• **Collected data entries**
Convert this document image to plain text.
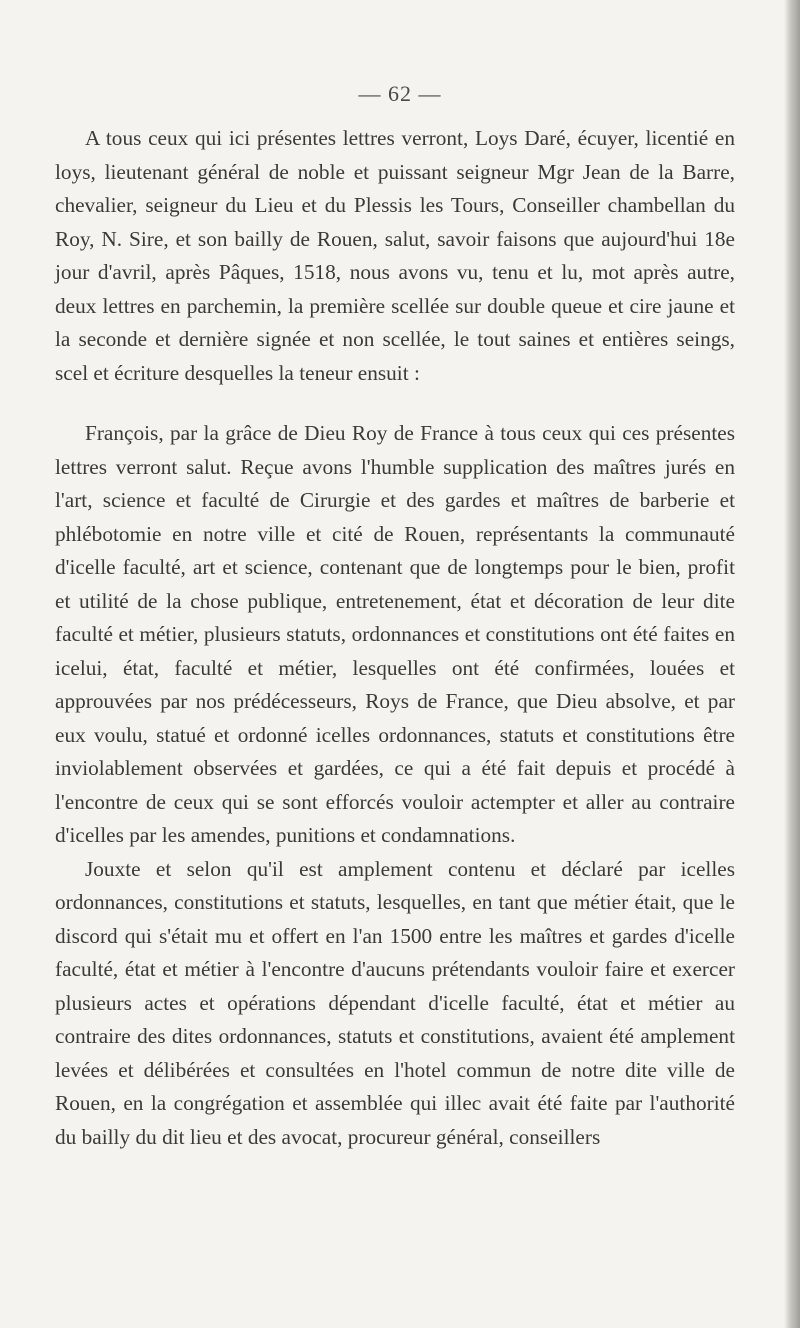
— 62 —

A tous ceux qui ici présentes lettres verront, Loys Daré, écuyer, licentié en loys, lieutenant général de noble et puissant seigneur Mgr Jean de la Barre, chevalier, seigneur du Lieu et du Plessis les Tours, Conseiller chambellan du Roy, N. Sire, et son bailly de Rouen, salut, savoir faisons que aujourd'hui 18e jour d'avril, après Pâques, 1518, nous avons vu, tenu et lu, mot après autre, deux lettres en parchemin, la première scellée sur double queue et cire jaune et la seconde et dernière signée et non scellée, le tout saines et entières seings, scel et écriture desquelles la teneur ensuit :

François, par la grâce de Dieu Roy de France à tous ceux qui ces présentes lettres verront salut. Reçue avons l'humble supplication des maîtres jurés en l'art, science et faculté de Cirurgie et des gardes et maîtres de barberie et phlébotomie en notre ville et cité de Rouen, représentants la communauté d'icelle faculté, art et science, contenant que de longtemps pour le bien, profit et utilité de la chose publique, entretenement, état et décoration de leur dite faculté et métier, plusieurs statuts, ordonnances et constitutions ont été faites en icelui, état, faculté et métier, lesquelles ont été confirmées, louées et approuvées par nos prédécesseurs, Roys de France, que Dieu absolve, et par eux voulu, statué et ordonné icelles ordonnances, statuts et constitutions être inviolablement observées et gardées, ce qui a été fait depuis et procédé à l'encontre de ceux qui se sont efforcés vouloir actempter et aller au contraire d'icelles par les amendes, punitions et condamnations.

Jouxte et selon qu'il est amplement contenu et déclaré par icelles ordonnances, constitutions et statuts, lesquelles, en tant que métier était, que le discord qui s'était mu et offert en l'an 1500 entre les maîtres et gardes d'icelle faculté, état et métier à l'encontre d'aucuns prétendants vouloir faire et exercer plusieurs actes et opérations dépendant d'icelle faculté, état et métier au contraire des dites ordonnances, statuts et constitutions, avaient été amplement levées et délibérées et consultées en l'hotel commun de notre dite ville de Rouen, en la congrégation et assemblée qui illec avait été faite par l'authorité du bailly du dit lieu et des avocat, procureur général, conseillers
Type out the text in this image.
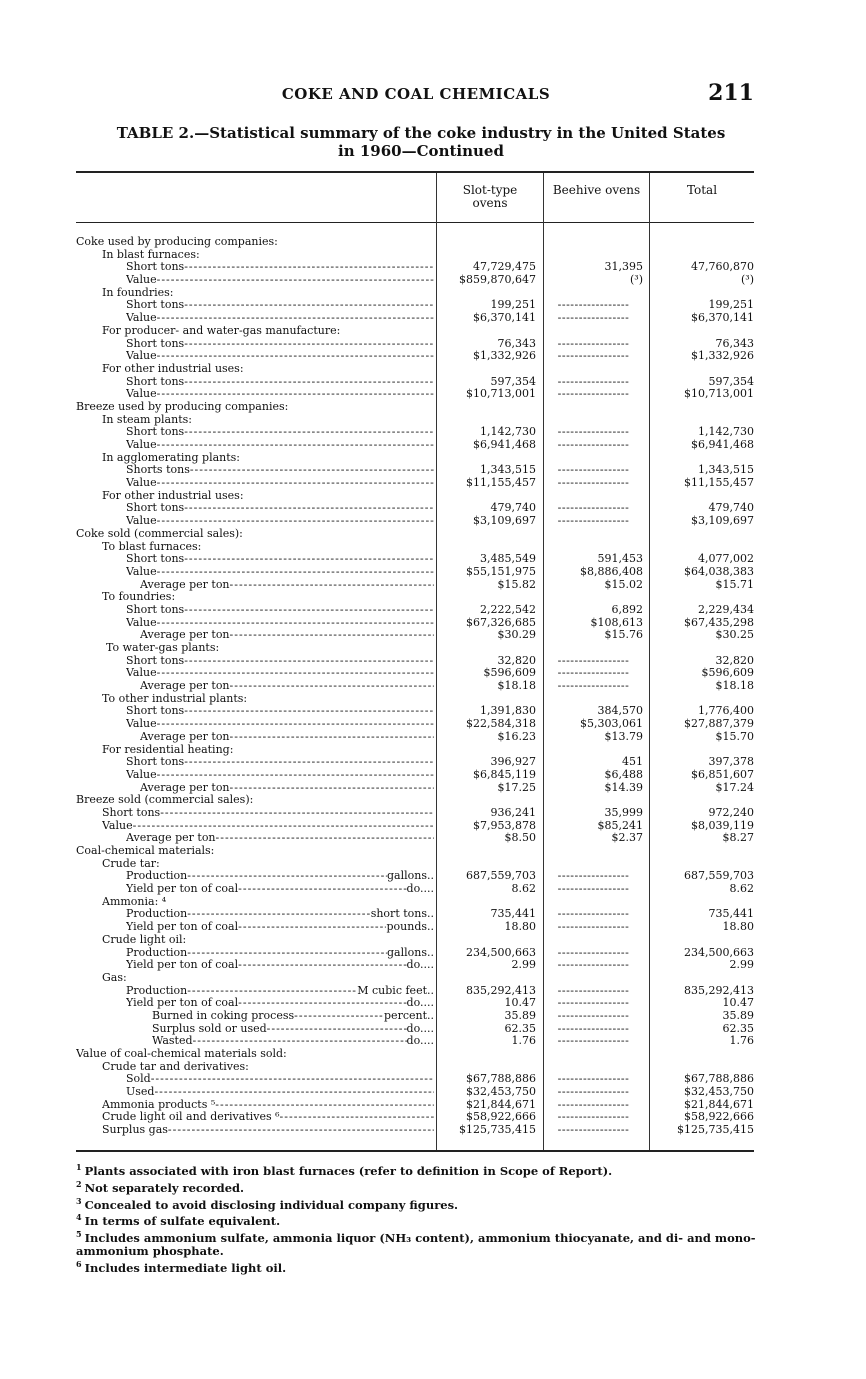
COKE AND COAL CHEMICALS	211
TABLE 2.—Statistical summary of the coke industry in the United States
in 1960—Continued
Slot-type ovens
Beehive ovens	Total
Coke used by producing companies:
In blast furnaces:
Short tons -----	47,729,475	31,395	47,760,870
Value -----	$859,870,647	(³)	(³)
In foundries:
Short tons -----	199,251	-----------------	199,251
Value -----	$6,370,141	-----------------	$6,370,141
For producer- and water-gas manufacture:
Short tons -----	76,343	-----------------	76,343
Value -----	$1,332,926	-----------------	$1,332,926
For other industrial uses:
Short tons -----	597,354	-----------------	597,354
Value -----	$10,713,001	-----------------	$10,713,001
Breeze used by producing companies:
In steam plants:
Short tons -----	1,142,730	-----------------	1,142,730
Value -----	$6,941,468	-----------------	$6,941,468
In agglomerating plants:
Shorts tons -----	1,343,515	-----------------	1,343,515
Value -----	$11,155,457	-----------------	$11,155,457
For other industrial uses:
Short tons -----	479,740	-----------------	479,740
Value -----	$3,109,697	-----------------	$3,109,697
Coke sold (commercial sales):
To blast furnaces:
Short tons -----	3,485,549	591,453	4,077,002
Value -----	$55,151,975	$8,886,408	$64,038,383
Average per ton -----	$15.82	$15.02	$15.71
To foundries:
Short tons -----	2,222,542	6,892	2,229,434
Value -----	$67,326,685	$108,613	$67,435,298
Average per ton -----	$30.29	$15.76	$30.25
To water-gas plants:
Short tons -----	32,820	-----------------	32,820
Value -----	$596,609	-----------------	$596,609
Average per ton -----	$18.18	-----------------	$18.18
To other industrial plants:
Short tons -----	1,391,830	384,570	1,776,400
Value -----	$22,584,318	$5,303,061	$27,887,379
Average per ton -----	$16.23	$13.79	$15.70
For residential heating:
Short tons -----	396,927	451	397,378
Value -----	$6,845,119	$6,488	$6,851,607
Average per ton -----	$17.25	$14.39	$17.24
Breeze sold (commercial sales):
Short tons -----	936,241	35,999	972,240
Value -----	$7,953,878	$85,241	$8,039,119
Average per ton -----	$8.50	$2.37	$8.27
Coal-chemical materials:
Crude tar:
Production -----	gallons..	687,559,703	-----------------	687,559,703
Yield per ton of coal -----	do....	8.62	-----------------	8.62
Ammonia: ⁴
Production -----	short tons..	735,441	-----------------	735,441
Yield per ton of coal -----	pounds..	18.80	-----------------	18.80
Crude light oil:
Production -----	gallons..	234,500,663	-----------------	234,500,663
Yield per ton of coal -----	do....	2.99	-----------------	2.99
Gas:
Production -----	M cubic feet..	835,292,413	-----------------	835,292,413
Yield per ton of coal -----	do....	10.47	-----------------	10.47
Burned in coking process -----	percent..	35.89	-----------------	35.89
Surplus sold or used -----	do....	62.35	-----------------	62.35
Wasted -----	do....	1.76	-----------------	1.76
Value of coal-chemical materials sold:
Crude tar and derivatives:
Sold -----	$67,788,886	-----------------	$67,788,886
Used -----	$32,453,750	-----------------	$32,453,750
Ammonia products ⁵ -----	$21,844,671	-----------------	$21,844,671
Crude light oil and derivatives ⁶ -----	$58,922,666	-----------------	$58,922,666
Surplus gas -----	$125,735,415	-----------------	$125,735,415
$^1$ Plants associated with iron blast furnaces (refer to definition in Scope of Report).
$^2$ Not separately recorded.
$^3$ Concealed to avoid disclosing individual company figures.
$^4$ In terms of sulfate equivalent.
$^5$ Includes ammonium sulfate, ammonia liquor (NH₃ content), ammonium thiocyanate, and di- and mono-ammonium phosphate.
$^6$ Includes intermediate light oil.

• **STATED PROBLEM**
Transcribe the complete set of entries verbatim. No pictures belong in the copy.

• **SOLVED EXERCISE**
Convert this document image to plain text.
— 62 —

A tous ceux qui ici présentes lettres verront, Loys Daré, écuyer, licentié en loys, lieutenant général de noble et puissant seigneur Mgr Jean de la Barre, chevalier, seigneur du Lieu et du Plessis les Tours, Conseiller chambellan du Roy, N. Sire, et son bailly de Rouen, salut, savoir faisons que aujourd'hui 18e jour d'avril, après Pâques, 1518, nous avons vu, tenu et lu, mot après autre, deux lettres en parchemin, la première scellée sur double queue et cire jaune et la seconde et dernière signée et non scellée, le tout saines et entières seings, scel et écriture desquelles la teneur ensuit :

François, par la grâce de Dieu Roy de France à tous ceux qui ces présentes lettres verront salut. Reçue avons l'humble supplication des maîtres jurés en l'art, science et faculté de Cirurgie et des gardes et maîtres de barberie et phlébotomie en notre ville et cité de Rouen, représentants la communauté d'icelle faculté, art et science, contenant que de longtemps pour le bien, profit et utilité de la chose publique, entretenement, état et décoration de leur dite faculté et métier, plusieurs statuts, ordonnances et constitutions ont été faites en icelui, état, faculté et métier, lesquelles ont été confirmées, louées et approuvées par nos prédécesseurs, Roys de France, que Dieu absolve, et par eux voulu, statué et ordonné icelles ordonnances, statuts et constitutions être inviolablement observées et gardées, ce qui a été fait depuis et procédé à l'encontre de ceux qui se sont efforcés vouloir actempter et aller au contraire d'icelles par les amendes, punitions et condamnations.

Jouxte et selon qu'il est amplement contenu et déclaré par icelles ordonnances, constitutions et statuts, lesquelles, en tant que métier était, que le discord qui s'était mu et offert en l'an 1500 entre les maîtres et gardes d'icelle faculté, état et métier à l'encontre d'aucuns prétendants vouloir faire et exercer plusieurs actes et opérations dépendant d'icelle faculté, état et métier au contraire des dites ordonnances, statuts et constitutions, avaient été amplement levées et délibérées et consultées en l'hotel commun de notre dite ville de Rouen, en la congrégation et assemblée qui illec avait été faite par l'authorité du bailly du dit lieu et des avocat, procureur général, conseillers
Type out the text in this image.
COKE AND COAL CHEMICALS	211
TABLE 2.—Statistical summary of the coke industry in the United States
in 1960—Continued
Slot-type ovens
Beehive ovens	Total
Coke used by producing companies:
In blast furnaces:
Short tons -----	47,729,475	31,395	47,760,870
Value -----	$859,870,647	(³)	(³)
In foundries:
Short tons -----	199,251	-----------------	199,251
Value -----	$6,370,141	-----------------	$6,370,141
For producer- and water-gas manufacture:
Short tons -----	76,343	-----------------	76,343
Value -----	$1,332,926	-----------------	$1,332,926
For other industrial uses:
Short tons -----	597,354	-----------------	597,354
Value -----	$10,713,001	-----------------	$10,713,001
Breeze used by producing companies:
In steam plants:
Short tons -----	1,142,730	-----------------	1,142,730
Value -----	$6,941,468	-----------------	$6,941,468
In agglomerating plants:
Shorts tons -----	1,343,515	-----------------	1,343,515
Value -----	$11,155,457	-----------------	$11,155,457
For other industrial uses:
Short tons -----	479,740	-----------------	479,740
Value -----	$3,109,697	-----------------	$3,109,697
Coke sold (commercial sales):
To blast furnaces:
Short tons -----	3,485,549	591,453	4,077,002
Value -----	$55,151,975	$8,886,408	$64,038,383
Average per ton -----	$15.82	$15.02	$15.71
To foundries:
Short tons -----	2,222,542	6,892	2,229,434
Value -----	$67,326,685	$108,613	$67,435,298
Average per ton -----	$30.29	$15.76	$30.25
To water-gas plants:
Short tons -----	32,820	-----------------	32,820
Value -----	$596,609	-----------------	$596,609
Average per ton -----	$18.18	-----------------	$18.18
To other industrial plants:
Short tons -----	1,391,830	384,570	1,776,400
Value -----	$22,584,318	$5,303,061	$27,887,379
Average per ton -----	$16.23	$13.79	$15.70
For residential heating:
Short tons -----	396,927	451	397,378
Value -----	$6,845,119	$6,488	$6,851,607
Average per ton -----	$17.25	$14.39	$17.24
Breeze sold (commercial sales):
Short tons -----	936,241	35,999	972,240
Value -----	$7,953,878	$85,241	$8,039,119
Average per ton -----	$8.50	$2.37	$8.27
Coal-chemical materials:
Crude tar:
Production -----	gallons..	687,559,703	-----------------	687,559,703
Yield per ton of coal -----	do....	8.62	-----------------	8.62
Ammonia: ⁴
Production -----	short tons..	735,441	-----------------	735,441
Yield per ton of coal -----	pounds..	18.80	-----------------	18.80
Crude light oil:
Production -----	gallons..	234,500,663	-----------------	234,500,663
Yield per ton of coal -----	do....	2.99	-----------------	2.99
Gas:
Production -----	M cubic feet..	835,292,413	-----------------	835,292,413
Yield per ton of coal -----	do....	10.47	-----------------	10.47
Burned in coking process -----	percent..	35.89	-----------------	35.89
Surplus sold or used -----	do....	62.35	-----------------	62.35
Wasted -----	do....	1.76	-----------------	1.76
Value of coal-chemical materials sold:
Crude tar and derivatives:
Sold -----	$67,788,886	-----------------	$67,788,886
Used -----	$32,453,750	-----------------	$32,453,750
Ammonia products ⁵ -----	$21,844,671	-----------------	$21,844,671
Crude light oil and derivatives ⁶ -----	$58,922,666	-----------------	$58,922,666
Surplus gas -----	$125,735,415	-----------------	$125,735,415
$^1$ Plants associated with iron blast furnaces (refer to definition in Scope of Report).
$^2$ Not separately recorded.
$^3$ Concealed to avoid disclosing individual company figures.
$^4$ In terms of sulfate equivalent.
$^5$ Includes ammonium sulfate, ammonia liquor (NH₃ content), ammonium thiocyanate, and di- and mono-ammonium phosphate.
$^6$ Includes intermediate light oil.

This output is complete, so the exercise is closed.